# Start of Exercise input
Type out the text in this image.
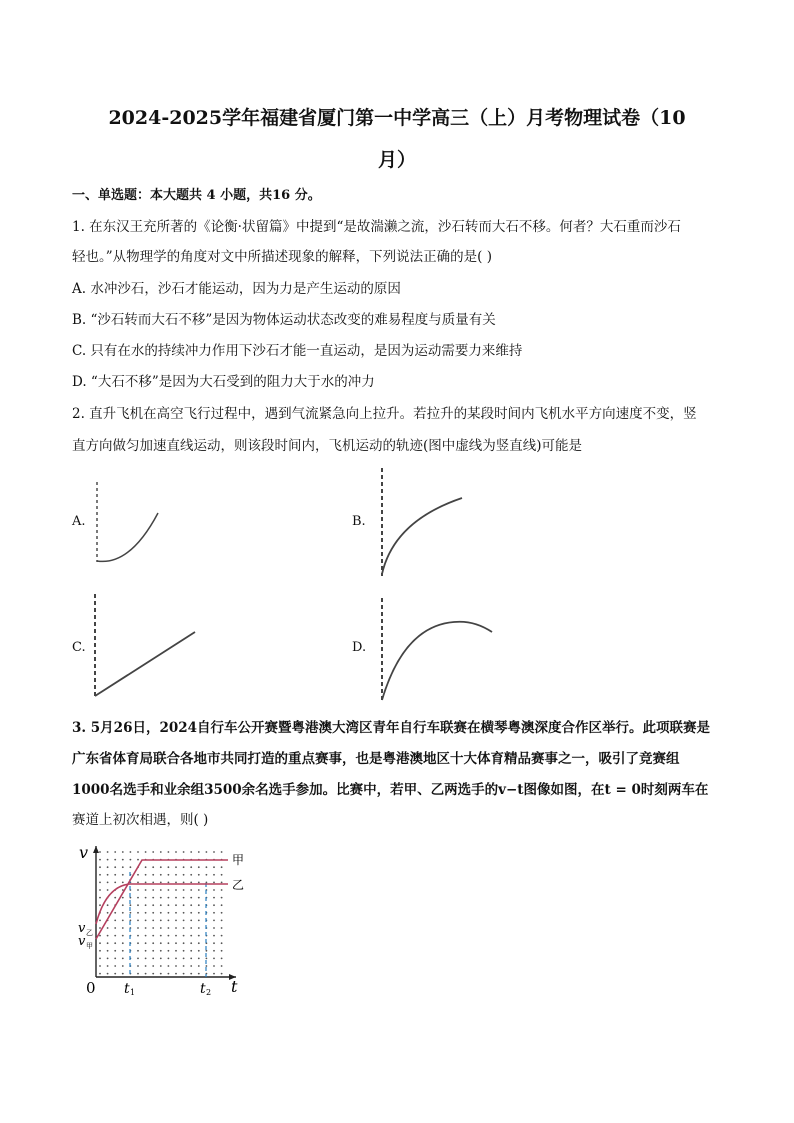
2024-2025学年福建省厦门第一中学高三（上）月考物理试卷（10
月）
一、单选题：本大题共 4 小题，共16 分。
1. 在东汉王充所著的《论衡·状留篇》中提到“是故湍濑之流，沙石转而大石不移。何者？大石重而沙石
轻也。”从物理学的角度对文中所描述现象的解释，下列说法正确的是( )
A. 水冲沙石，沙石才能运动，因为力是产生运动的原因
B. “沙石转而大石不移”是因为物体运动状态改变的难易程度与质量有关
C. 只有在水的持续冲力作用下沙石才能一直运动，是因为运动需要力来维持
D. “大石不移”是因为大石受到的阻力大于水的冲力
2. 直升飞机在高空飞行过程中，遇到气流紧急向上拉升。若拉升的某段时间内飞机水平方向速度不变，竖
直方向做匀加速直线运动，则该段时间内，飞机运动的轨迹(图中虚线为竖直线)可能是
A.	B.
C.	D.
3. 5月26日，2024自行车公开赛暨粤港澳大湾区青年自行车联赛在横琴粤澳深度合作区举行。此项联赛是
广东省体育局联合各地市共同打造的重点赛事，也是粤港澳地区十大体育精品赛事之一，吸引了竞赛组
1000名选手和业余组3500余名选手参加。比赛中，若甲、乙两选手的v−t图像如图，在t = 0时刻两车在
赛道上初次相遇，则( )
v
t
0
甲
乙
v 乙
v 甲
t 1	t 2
# End of Exercise input
# Start of Exercise input
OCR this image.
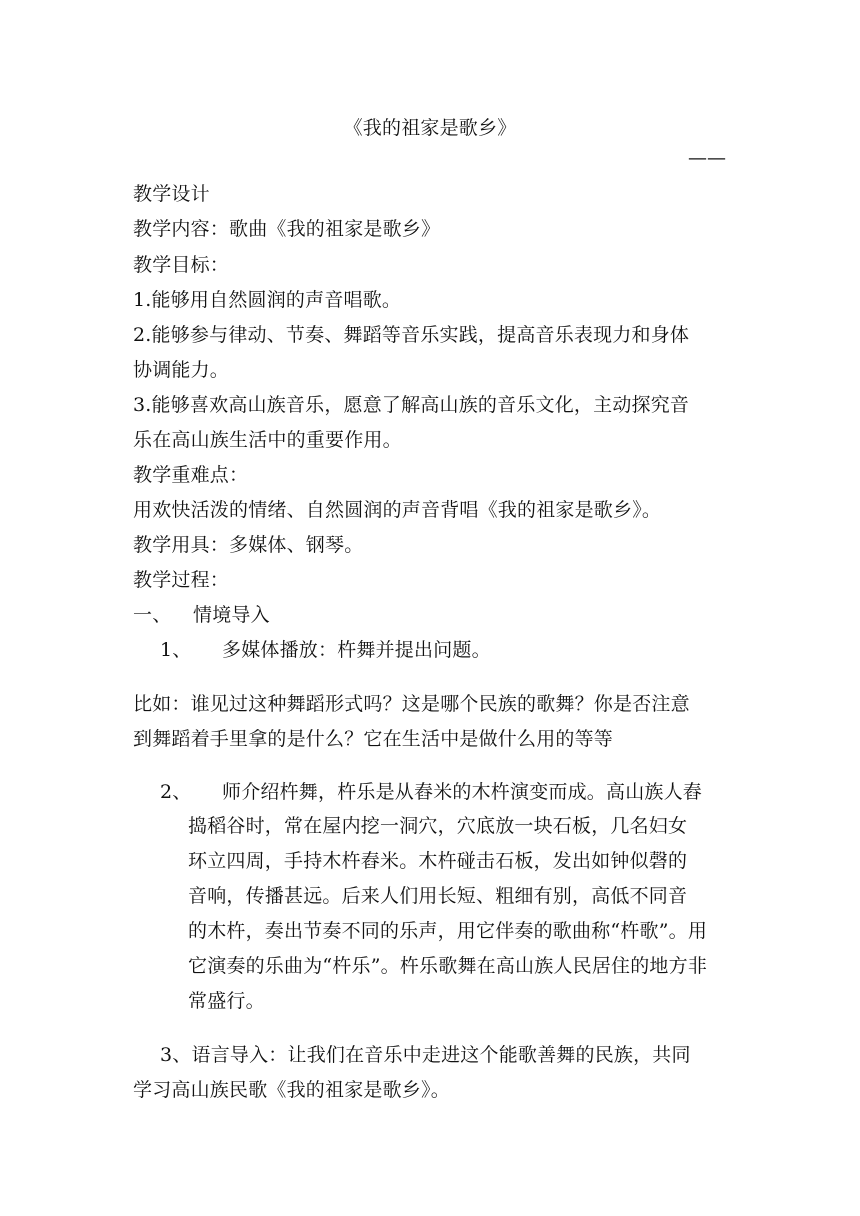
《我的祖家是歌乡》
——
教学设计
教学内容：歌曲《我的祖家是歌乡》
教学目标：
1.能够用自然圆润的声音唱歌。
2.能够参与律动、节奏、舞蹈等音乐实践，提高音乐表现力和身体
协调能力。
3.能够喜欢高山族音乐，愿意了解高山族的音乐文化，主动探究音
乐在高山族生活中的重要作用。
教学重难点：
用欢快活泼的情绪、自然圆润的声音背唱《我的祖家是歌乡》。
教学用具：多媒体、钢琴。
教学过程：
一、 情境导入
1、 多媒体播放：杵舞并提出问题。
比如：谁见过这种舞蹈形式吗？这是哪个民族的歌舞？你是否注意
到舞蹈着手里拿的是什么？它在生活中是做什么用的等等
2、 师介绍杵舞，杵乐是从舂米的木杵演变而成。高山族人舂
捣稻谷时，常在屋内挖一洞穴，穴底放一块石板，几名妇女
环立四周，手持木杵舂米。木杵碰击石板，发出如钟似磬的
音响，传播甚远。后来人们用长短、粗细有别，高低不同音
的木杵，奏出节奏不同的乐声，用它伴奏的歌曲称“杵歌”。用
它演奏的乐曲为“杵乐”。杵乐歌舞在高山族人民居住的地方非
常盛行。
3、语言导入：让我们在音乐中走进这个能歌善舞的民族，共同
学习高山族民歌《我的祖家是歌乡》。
# End of Exercise input
Task requirements: Report only the number of lines that hold the string "沙石转而大石不移" in this listing.

Answer below: 2